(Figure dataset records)
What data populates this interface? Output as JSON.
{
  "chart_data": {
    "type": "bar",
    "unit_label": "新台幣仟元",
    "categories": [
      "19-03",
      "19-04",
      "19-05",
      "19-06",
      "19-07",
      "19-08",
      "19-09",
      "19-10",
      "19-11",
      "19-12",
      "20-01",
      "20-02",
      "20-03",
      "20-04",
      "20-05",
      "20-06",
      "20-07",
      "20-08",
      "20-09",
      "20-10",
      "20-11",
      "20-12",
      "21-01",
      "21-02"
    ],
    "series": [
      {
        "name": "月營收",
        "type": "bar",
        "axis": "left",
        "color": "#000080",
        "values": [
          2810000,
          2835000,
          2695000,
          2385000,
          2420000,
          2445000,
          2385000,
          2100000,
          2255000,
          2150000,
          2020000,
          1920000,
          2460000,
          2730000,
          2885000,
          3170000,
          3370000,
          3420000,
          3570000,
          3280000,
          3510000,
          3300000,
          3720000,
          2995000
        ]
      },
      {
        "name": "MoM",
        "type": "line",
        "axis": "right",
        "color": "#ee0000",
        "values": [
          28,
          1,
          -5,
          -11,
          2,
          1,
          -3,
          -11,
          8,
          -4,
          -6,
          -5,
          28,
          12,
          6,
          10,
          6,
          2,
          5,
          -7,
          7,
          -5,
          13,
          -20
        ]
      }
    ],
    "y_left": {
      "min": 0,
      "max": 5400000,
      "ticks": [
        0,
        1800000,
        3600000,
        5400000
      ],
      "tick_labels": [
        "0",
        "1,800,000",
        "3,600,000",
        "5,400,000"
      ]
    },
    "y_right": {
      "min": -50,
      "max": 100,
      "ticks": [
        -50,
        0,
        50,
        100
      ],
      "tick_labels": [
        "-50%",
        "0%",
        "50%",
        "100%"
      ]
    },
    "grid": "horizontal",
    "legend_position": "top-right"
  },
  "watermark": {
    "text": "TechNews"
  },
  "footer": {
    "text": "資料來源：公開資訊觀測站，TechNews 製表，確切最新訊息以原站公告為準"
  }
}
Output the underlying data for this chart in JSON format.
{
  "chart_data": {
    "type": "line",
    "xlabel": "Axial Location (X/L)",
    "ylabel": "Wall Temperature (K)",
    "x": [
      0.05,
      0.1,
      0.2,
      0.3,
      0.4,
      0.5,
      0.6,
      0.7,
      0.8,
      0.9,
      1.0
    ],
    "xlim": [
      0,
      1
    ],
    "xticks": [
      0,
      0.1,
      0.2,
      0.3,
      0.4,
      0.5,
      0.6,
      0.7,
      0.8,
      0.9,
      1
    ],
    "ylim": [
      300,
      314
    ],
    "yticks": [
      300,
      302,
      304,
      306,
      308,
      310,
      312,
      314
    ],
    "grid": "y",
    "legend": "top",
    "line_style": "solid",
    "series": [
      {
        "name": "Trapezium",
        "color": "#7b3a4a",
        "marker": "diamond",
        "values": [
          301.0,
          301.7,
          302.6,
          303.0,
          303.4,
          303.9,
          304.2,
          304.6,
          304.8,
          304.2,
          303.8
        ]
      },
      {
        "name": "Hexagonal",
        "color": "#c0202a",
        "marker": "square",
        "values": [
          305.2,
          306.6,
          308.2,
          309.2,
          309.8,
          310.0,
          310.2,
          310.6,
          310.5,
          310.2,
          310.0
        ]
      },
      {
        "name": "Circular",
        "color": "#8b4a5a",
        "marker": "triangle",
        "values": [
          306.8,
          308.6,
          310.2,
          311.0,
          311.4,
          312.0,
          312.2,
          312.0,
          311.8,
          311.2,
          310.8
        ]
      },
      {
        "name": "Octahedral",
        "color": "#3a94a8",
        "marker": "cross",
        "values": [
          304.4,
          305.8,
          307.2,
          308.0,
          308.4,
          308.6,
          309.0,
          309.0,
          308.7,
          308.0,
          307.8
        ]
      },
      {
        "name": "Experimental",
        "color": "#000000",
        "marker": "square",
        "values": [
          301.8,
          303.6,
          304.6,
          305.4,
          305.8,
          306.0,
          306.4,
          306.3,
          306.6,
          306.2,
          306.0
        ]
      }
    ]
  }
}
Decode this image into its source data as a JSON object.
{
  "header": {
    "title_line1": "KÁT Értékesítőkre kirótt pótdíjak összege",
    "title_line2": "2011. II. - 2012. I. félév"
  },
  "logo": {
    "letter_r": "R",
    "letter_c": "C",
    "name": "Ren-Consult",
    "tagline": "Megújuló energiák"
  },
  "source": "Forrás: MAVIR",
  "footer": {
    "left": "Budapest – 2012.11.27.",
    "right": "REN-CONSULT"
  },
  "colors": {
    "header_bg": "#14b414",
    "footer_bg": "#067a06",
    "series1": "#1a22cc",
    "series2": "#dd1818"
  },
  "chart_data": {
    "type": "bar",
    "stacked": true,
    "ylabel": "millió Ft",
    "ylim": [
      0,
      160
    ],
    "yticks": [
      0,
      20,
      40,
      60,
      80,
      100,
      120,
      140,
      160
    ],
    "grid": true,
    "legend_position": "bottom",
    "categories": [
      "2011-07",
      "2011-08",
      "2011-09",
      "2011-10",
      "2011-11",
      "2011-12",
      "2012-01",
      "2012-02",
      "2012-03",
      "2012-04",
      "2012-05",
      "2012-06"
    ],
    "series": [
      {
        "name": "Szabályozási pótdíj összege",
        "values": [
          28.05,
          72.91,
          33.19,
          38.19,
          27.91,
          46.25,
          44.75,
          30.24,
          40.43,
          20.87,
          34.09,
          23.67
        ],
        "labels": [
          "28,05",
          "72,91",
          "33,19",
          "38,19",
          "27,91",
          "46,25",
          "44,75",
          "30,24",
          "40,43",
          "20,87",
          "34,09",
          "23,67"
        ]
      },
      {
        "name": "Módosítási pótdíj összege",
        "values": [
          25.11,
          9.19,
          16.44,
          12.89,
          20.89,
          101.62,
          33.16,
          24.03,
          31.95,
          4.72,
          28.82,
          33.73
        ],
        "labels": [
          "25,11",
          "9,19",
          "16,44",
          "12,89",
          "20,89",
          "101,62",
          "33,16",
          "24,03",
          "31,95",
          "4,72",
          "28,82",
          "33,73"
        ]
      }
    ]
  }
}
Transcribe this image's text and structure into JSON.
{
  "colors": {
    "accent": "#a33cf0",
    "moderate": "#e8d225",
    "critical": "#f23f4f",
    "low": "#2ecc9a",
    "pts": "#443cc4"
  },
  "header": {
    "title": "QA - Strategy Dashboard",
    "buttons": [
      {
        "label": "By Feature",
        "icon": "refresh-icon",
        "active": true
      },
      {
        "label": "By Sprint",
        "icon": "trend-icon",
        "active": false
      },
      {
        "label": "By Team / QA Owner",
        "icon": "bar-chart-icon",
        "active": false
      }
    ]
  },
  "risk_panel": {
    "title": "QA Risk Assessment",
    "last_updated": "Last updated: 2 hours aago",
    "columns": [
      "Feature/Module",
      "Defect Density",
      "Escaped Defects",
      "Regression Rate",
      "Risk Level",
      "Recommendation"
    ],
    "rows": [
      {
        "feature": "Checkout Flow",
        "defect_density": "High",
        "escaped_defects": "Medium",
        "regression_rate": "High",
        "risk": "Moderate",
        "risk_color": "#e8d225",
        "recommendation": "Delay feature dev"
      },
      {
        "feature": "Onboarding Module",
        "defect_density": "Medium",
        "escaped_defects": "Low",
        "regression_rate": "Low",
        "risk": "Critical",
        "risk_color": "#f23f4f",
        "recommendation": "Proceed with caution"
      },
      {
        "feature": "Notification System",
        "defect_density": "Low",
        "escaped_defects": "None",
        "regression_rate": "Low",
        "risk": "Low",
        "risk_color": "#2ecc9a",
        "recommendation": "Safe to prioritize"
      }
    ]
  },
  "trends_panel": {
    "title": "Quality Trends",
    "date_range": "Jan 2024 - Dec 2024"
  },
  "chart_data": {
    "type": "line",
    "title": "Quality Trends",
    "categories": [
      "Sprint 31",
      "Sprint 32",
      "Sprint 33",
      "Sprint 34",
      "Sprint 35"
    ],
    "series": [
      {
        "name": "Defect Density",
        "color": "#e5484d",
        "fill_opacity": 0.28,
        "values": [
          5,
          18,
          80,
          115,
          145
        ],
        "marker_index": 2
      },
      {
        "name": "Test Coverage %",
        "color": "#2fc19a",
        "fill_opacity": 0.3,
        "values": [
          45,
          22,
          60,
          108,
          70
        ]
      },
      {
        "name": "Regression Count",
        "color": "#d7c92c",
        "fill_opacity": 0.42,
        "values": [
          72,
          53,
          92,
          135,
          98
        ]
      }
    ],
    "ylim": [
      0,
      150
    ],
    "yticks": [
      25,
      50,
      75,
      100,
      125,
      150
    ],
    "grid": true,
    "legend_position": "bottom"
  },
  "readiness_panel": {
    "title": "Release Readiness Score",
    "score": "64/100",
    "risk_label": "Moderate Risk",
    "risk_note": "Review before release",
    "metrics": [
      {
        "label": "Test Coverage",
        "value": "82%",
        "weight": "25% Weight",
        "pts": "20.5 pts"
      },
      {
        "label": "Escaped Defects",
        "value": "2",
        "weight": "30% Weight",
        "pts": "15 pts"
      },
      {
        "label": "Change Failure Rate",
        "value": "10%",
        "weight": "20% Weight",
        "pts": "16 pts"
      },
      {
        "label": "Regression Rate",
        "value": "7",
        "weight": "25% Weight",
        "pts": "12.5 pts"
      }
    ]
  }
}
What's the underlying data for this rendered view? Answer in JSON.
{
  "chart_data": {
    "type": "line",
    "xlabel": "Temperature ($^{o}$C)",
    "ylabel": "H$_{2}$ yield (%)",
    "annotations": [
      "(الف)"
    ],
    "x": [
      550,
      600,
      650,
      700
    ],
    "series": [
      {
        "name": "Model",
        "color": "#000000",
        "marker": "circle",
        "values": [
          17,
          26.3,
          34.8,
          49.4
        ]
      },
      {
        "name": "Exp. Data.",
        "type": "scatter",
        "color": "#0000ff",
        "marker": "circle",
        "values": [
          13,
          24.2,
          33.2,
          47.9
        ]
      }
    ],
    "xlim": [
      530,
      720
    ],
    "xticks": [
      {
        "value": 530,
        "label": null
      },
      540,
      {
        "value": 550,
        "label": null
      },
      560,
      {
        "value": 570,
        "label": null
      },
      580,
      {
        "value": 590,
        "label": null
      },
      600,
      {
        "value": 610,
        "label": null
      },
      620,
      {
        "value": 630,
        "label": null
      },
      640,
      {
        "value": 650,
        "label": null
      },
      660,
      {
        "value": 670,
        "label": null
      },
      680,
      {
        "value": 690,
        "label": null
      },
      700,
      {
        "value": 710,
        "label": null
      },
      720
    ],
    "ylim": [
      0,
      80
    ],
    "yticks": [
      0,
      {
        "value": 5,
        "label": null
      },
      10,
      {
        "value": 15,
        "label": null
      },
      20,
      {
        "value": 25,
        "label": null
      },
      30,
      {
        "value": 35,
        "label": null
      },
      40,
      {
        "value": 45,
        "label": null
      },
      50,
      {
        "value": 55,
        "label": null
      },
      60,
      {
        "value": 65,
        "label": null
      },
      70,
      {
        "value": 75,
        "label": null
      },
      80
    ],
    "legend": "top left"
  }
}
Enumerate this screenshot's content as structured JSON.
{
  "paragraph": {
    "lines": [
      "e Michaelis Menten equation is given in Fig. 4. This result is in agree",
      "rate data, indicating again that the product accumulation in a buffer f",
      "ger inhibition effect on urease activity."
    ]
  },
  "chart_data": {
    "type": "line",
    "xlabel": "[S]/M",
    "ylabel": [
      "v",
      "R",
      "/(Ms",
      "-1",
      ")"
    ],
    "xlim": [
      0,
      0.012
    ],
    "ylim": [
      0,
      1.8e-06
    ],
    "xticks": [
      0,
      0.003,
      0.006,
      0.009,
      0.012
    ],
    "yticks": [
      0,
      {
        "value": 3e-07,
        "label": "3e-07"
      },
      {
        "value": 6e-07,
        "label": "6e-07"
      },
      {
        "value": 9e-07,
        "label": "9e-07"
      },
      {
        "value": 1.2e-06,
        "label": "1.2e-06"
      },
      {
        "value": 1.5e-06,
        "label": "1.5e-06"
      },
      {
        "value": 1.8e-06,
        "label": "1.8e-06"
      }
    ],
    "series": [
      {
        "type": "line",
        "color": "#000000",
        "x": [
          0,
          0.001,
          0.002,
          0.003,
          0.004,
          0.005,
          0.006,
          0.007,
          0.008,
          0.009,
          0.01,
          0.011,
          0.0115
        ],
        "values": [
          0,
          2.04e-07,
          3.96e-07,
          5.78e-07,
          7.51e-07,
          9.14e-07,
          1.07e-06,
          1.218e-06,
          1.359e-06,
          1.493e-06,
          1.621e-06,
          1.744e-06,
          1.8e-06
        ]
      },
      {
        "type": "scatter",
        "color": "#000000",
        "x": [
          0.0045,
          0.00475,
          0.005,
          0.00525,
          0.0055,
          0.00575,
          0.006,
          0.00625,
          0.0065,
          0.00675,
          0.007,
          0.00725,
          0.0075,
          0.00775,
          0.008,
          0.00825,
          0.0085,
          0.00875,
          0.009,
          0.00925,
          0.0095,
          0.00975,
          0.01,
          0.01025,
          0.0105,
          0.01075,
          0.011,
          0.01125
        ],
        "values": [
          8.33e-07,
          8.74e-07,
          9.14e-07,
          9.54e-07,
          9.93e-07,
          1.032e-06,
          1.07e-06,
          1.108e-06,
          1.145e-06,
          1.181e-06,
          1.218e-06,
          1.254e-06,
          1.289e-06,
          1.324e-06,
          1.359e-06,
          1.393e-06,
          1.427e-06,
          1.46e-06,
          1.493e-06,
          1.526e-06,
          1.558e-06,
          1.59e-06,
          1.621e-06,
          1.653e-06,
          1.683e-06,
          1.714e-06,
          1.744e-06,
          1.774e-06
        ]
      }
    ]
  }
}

▶ _PROBLEM DESCRIPTION_
Show every line from the entries above in which "Medium" appears.

▶ _FINAL RESULT_
        "escaped_defects": "Medium",
        "defect_density": "Medium",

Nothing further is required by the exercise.